-- Start of DATA FOR THE TASK --

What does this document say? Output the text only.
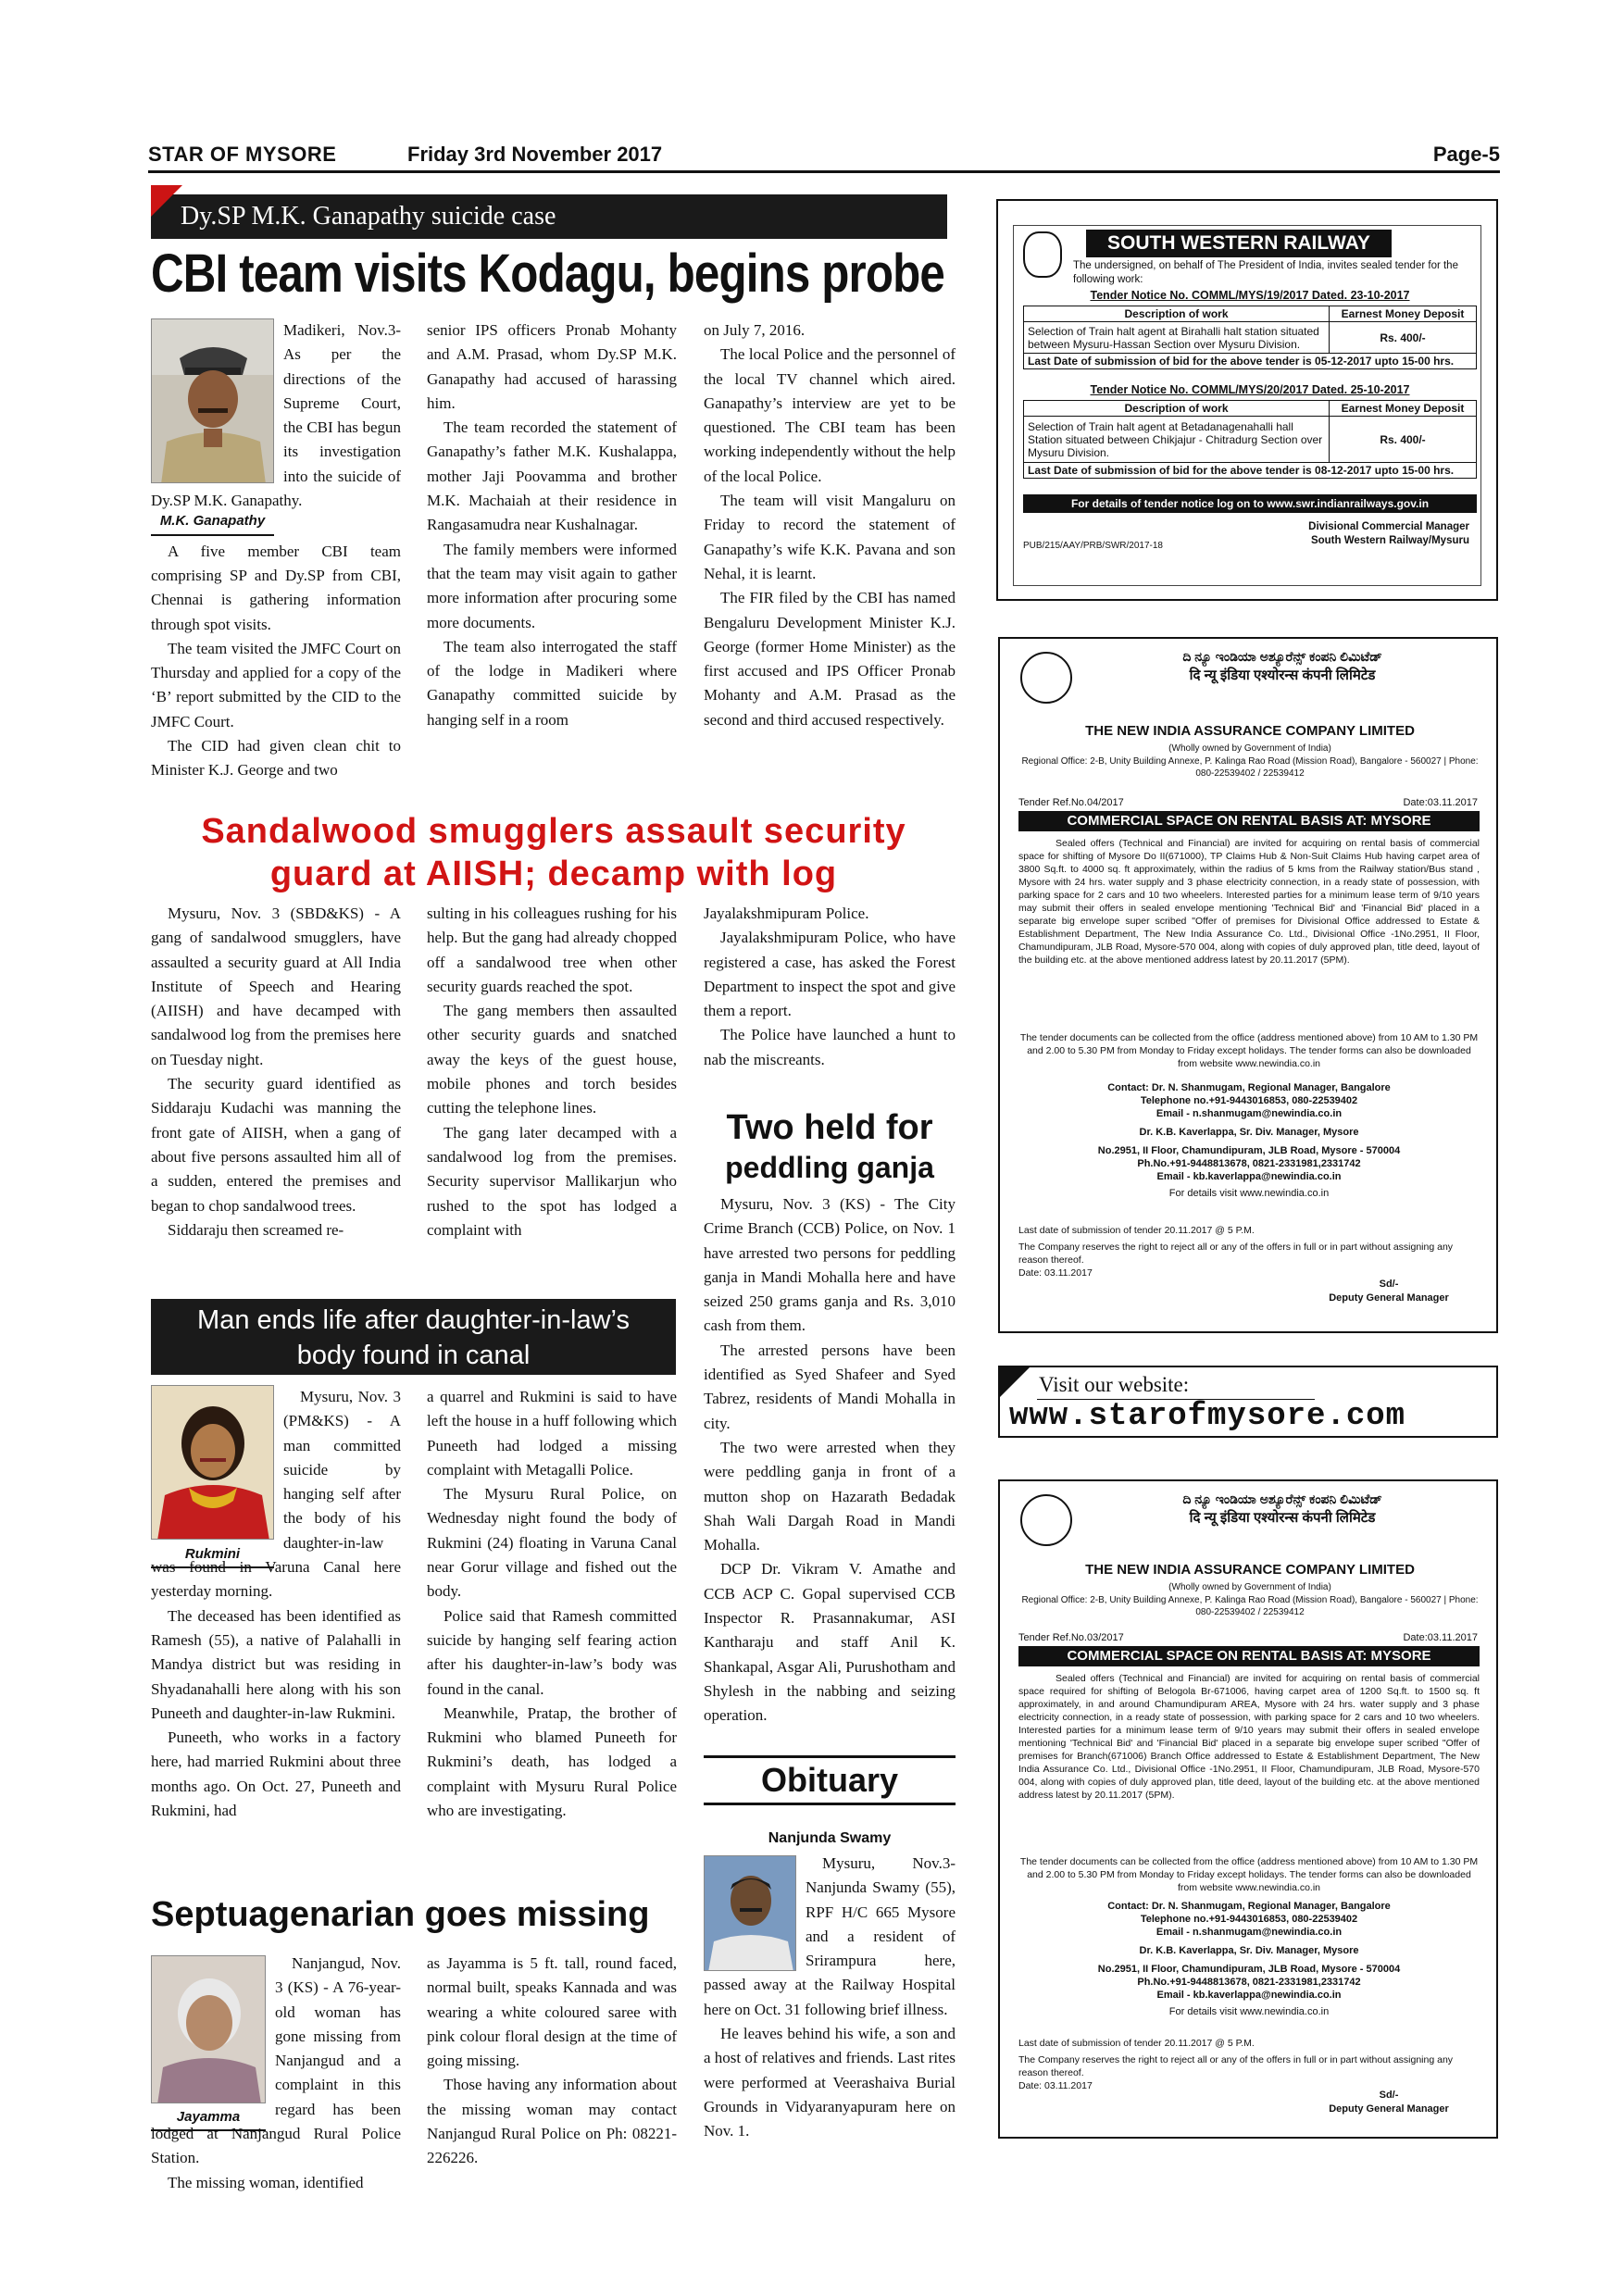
STAR OF MYSORE	Friday 3rd November 2017	Page-5
Dy.SP M.K. Ganapathy suicide case
CBI team visits Kodagu, begins probe

Madikeri, Nov.3- As per the directions of the Supreme Court, the CBI has begun its investigation into the suicide of Dy.SP M.K. Ganapathy.

M.K. Ganapathy

A five member CBI team comprising SP and Dy.SP from CBI, Chennai is gathering information through spot visits.

The team visited the JMFC Court on Thursday and applied for a copy of the ‘B’ report submitted by the CID to the JMFC Court.

The CID had given clean chit to Minister K.J. George and two

senior IPS officers Pronab Mohanty and A.M. Prasad, whom Dy.SP M.K. Ganapathy had accused of harassing him.

The team recorded the statement of Ganapathy’s father M.K. Kushalappa, mother Jaji Poovamma and brother M.K. Machaiah at their residence in Rangasamudra near Kushalnagar.

The family members were informed that the team may visit again to gather more information after procuring some more documents.

The team also interrogated the staff of the lodge in Madikeri where Ganapathy committed suicide by hanging self in a room

on July 7, 2016.

The local Police and the personnel of the local TV channel which aired. Ganapathy’s interview are yet to be questioned. The CBI team has been working independently without the help of the local Police.

The team will visit Mangaluru on Friday to record the statement of Ganapathy’s wife K.K. Pavana and son Nehal, it is learnt.

The FIR filed by the CBI has named Bengaluru Development Minister K.J. George (former Home Minister) as the first accused and IPS Officer Pronab Mohanty and A.M. Prasad as the second and third accused respectively.

Sandalwood smugglers assault security
guard at AIISH; decamp with log

Mysuru, Nov. 3 (SBD&KS) - A gang of sandalwood smugglers, have assaulted a security guard at All India Institute of Speech and Hearing (AIISH) and have decamped with sandalwood log from the premises here on Tuesday night.

The security guard identified as Siddaraju Kudachi was manning the front gate of AIISH, when a gang of about five persons assaulted him all of a sudden, entered the premises and began to chop sandalwood trees.

Siddaraju then screamed re-

sulting in his colleagues rushing for his help. But the gang had already chopped off a sandalwood tree when other security guards reached the spot.

The gang members then assaulted other security guards and snatched away the keys of the guest house, mobile phones and torch besides cutting the telephone lines.

The gang later decamped with a sandalwood log from the premises. Security supervisor Mallikarjun who rushed to the spot has lodged a complaint with

Jayalakshmipuram Police.

Jayalakshmipuram Police, who have registered a case, has asked the Forest Department to inspect the spot and give them a report.

The Police have launched a hunt to nab the miscreants.

Two held for
peddling ganja

Mysuru, Nov. 3 (KS) - The City Crime Branch (CCB) Police, on Nov. 1 have arrested two persons for peddling ganja in Mandi Mohalla here and have seized 250 grams ganja and Rs. 3,010 cash from them.

The arrested persons have been identified as Syed Shafeer and Syed Tabrez, residents of Mandi Mohalla in city.

The two were arrested when they were peddling ganja in front of a mutton shop on Hazarath Bedadak Shah Wali Dargah Road in Mandi Mohalla.

DCP Dr. Vikram V. Amathe and CCB ACP C. Gopal supervised CCB Inspector R. Prasannakumar, ASI Kantharaju and staff Anil K. Shankapal, Asgar Ali, Purushotham and Shylesh in the nabbing and seizing operation.

Man ends life after daughter-in-law’s
body found in canal

Mysuru, Nov. 3 (PM&KS) - A man committed suicide by hanging self after the body of his daughter-in-law was found in Varuna Canal here yesterday morning.

Rukmini

The deceased has been identified as Ramesh (55), a native of Palahalli in Mandya district but was residing in Shyadanahalli here along with his son Puneeth and daughter-in-law Rukmini.

Puneeth, who works in a factory here, had married Rukmini about three months ago. On Oct. 27, Puneeth and Rukmini, had

a quarrel and Rukmini is said to have left the house in a huff following which Puneeth had lodged a missing complaint with Metagalli Police.

The Mysuru Rural Police, on Wednesday night found the body of Rukmini (24) floating in Varuna Canal near Gorur village and fished out the body.

Police said that Ramesh committed suicide by hanging self fearing action after his daughter-in-law’s body was found in the canal.

Meanwhile, Pratap, the brother of Rukmini who blamed Puneeth for Rukmini’s death, has lodged a complaint with Mysuru Rural Police who are investigating.

Septuagenarian goes missing

Nanjangud, Nov. 3 (KS) - A 76-year-old woman has gone missing from Nanjangud and a complaint in this regard has been lodged at Nanjangud Rural Police Station.

Jayamma

The missing woman, identified

as Jayamma is 5 ft. tall, round faced, normal built, speaks Kannada and was wearing a white coloured saree with pink colour floral design at the time of going missing.

Those having any information about the missing woman may contact Nanjangud Rural Police on Ph: 08221-226226.

Obituary
Nanjunda Swamy

Mysuru, Nov.3- Nanjunda Swamy (55), RPF H/C 665 Mysore and a resident of Srirampura here, passed away at the Railway Hospital here on Oct. 31 following brief illness.

He leaves behind his wife, a son and a host of relatives and friends. Last rites were performed at Veerashaiva Burial Grounds in Vidyaranyapuram here on Nov. 1.

SOUTH WESTERN RAILWAY
The undersigned, on behalf of The President of India, invites sealed tender for the following work:
Tender Notice No. COMML/MYS/19/2017 Dated. 23-10-2017
Description of work	Earnest Money Deposit
Selection of Train halt agent at Birahalli halt station situated between Mysuru-Hassan Section over Mysuru Division.	Rs. 400/-
Last Date of submission of bid for the above tender is 05-12-2017 upto 15-00 hrs.	
Tender Notice No. COMML/MYS/20/2017 Dated. 25-10-2017
Description of work	Earnest Money Deposit
Selection of Train halt agent at Betadanagenahalli hall Station situated between Chikjajur - Chitradurg Section over Mysuru Division.	Rs. 400/-
Last Date of submission of bid for the above tender is 08-12-2017 upto 15-00 hrs.	
For details of tender notice log on to www.swr.indianrailways.gov.in
Divisional Commercial Manager
South Western Railway/Mysuru
PUB/215/AAY/PRB/SWR/2017-18
ದಿ ನ್ಯೂ ಇಂಡಿಯಾ ಅಶ್ಯೂರೆನ್ಸ್ ಕಂಪನಿ ಲಿಮಿಟೆಡ್
दि न्यू इंडिया एश्योरन्स कंपनी लिमिटेड
THE NEW INDIA ASSURANCE COMPANY LIMITED
(Wholly owned by Government of India)
Regional Office: 2-B, Unity Building Annexe, P. Kalinga Rao Road (Mission Road), Bangalore - 560027 | Phone: 080-22539402 / 22539412
Tender Ref.No.04/2017	Date:03.11.2017
COMMERCIAL SPACE ON RENTAL BASIS AT: MYSORE
Sealed offers (Technical and Financial) are invited for acquiring on rental basis of commercial space for shifting of Mysore Do II(671000), TP Claims Hub & Non-Suit Claims Hub having carpet area of 3800 Sq.ft. to 4000 sq. ft approximately, within the radius of 5 kms from the Railway station/Bus stand , Mysore with 24 hrs. water supply and 3 phase electricity connection, in a ready state of possession, with parking space for 2 cars and 10 two wheelers. Interested parties for a minimum lease term of 9/10 years may submit their offers in sealed envelope mentioning 'Technical Bid' and 'Financial Bid' placed in a separate big envelope super scribed "Offer of premises for Divisional Office addressed to Estate & Establishment Department, The New India Assurance Co. Ltd., Divisional Office -1No.2951, II Floor, Chamundipuram, JLB Road, Mysore-570 004, along with copies of duly approved plan, title deed, layout of the building etc. at the above mentioned address latest by 20.11.2017 (5PM).
The tender documents can be collected from the office (address mentioned above) from 10 AM to 1.30 PM and 2.00 to 5.30 PM from Monday to Friday except holidays. The tender forms can also be downloaded from website www.newindia.co.in
Contact: Dr. N. Shanmugam, Regional Manager, Bangalore
Telephone no.+91-9443016853, 080-22539402
Email - n.shanmugam@newindia.co.in
Dr. K.B. Kaverlappa, Sr. Div. Manager, Mysore
No.2951, II Floor, Chamundipuram, JLB Road, Mysore - 570004
Ph.No.+91-9448813678, 0821-2331981,2331742
Email - kb.kaverlappa@newindia.co.in
For details visit www.newindia.co.in
Last date of submission of tender 20.11.2017 @ 5 P.M.
The Company reserves the right to reject all or any of the offers in full or in part without assigning any reason thereof.
Date: 03.11.2017
Sd/-
Deputy General Manager
Visit our website:
www.starofmysore.com
ದಿ ನ್ಯೂ ಇಂಡಿಯಾ ಅಶ್ಯೂರೆನ್ಸ್ ಕಂಪನಿ ಲಿಮಿಟೆಡ್
दि न्यू इंडिया एश्योरन्स कंपनी लिमिटेड
THE NEW INDIA ASSURANCE COMPANY LIMITED
(Wholly owned by Government of India)
Regional Office: 2-B, Unity Building Annexe, P. Kalinga Rao Road (Mission Road), Bangalore - 560027 | Phone: 080-22539402 / 22539412
Tender Ref.No.03/2017	Date:03.11.2017
COMMERCIAL SPACE ON RENTAL BASIS AT: MYSORE
Sealed offers (Technical and Financial) are invited for acquiring on rental basis of commercial space required for shifting of Belogola Br-671006, having carpet area of 1200 Sq.ft. to 1500 sq. ft approximately, in and around Chamundipuram AREA, Mysore with 24 hrs. water supply and 3 phase electricity connection, in a ready state of possession, with parking space for 2 cars and 10 two wheelers. Interested parties for a minimum lease term of 9/10 years may submit their offers in sealed envelope mentioning 'Technical Bid' and 'Financial Bid' placed in a separate big envelope super scribed "Offer of premises for Branch(671006) Branch Office addressed to Estate & Establishment Department, The New India Assurance Co. Ltd., Divisional Office -1No.2951, II Floor, Chamundipuram, JLB Road, Mysore-570 004, along with copies of duly approved plan, title deed, layout of the building etc. at the above mentioned address latest by 20.11.2017 (5PM).
The tender documents can be collected from the office (address mentioned above) from 10 AM to 1.30 PM and 2.00 to 5.30 PM from Monday to Friday except holidays. The tender forms can also be downloaded from website www.newindia.co.in
Contact: Dr. N. Shanmugam, Regional Manager, Bangalore
Telephone no.+91-9443016853, 080-22539402
Email - n.shanmugam@newindia.co.in
Dr. K.B. Kaverlappa, Sr. Div. Manager, Mysore
No.2951, II Floor, Chamundipuram, JLB Road, Mysore - 570004
Ph.No.+91-9448813678, 0821-2331981,2331742
Email - kb.kaverlappa@newindia.co.in
For details visit www.newindia.co.in
Last date of submission of tender 20.11.2017 @ 5 P.M.
The Company reserves the right to reject all or any of the offers in full or in part without assigning any reason thereof.
Date: 03.11.2017
Sd/-
Deputy General Manager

-- End of DATA FOR THE TASK --

Of all the lines above, how many contain the word "addressed"? Answer with only the number.

RESULT BELOW
2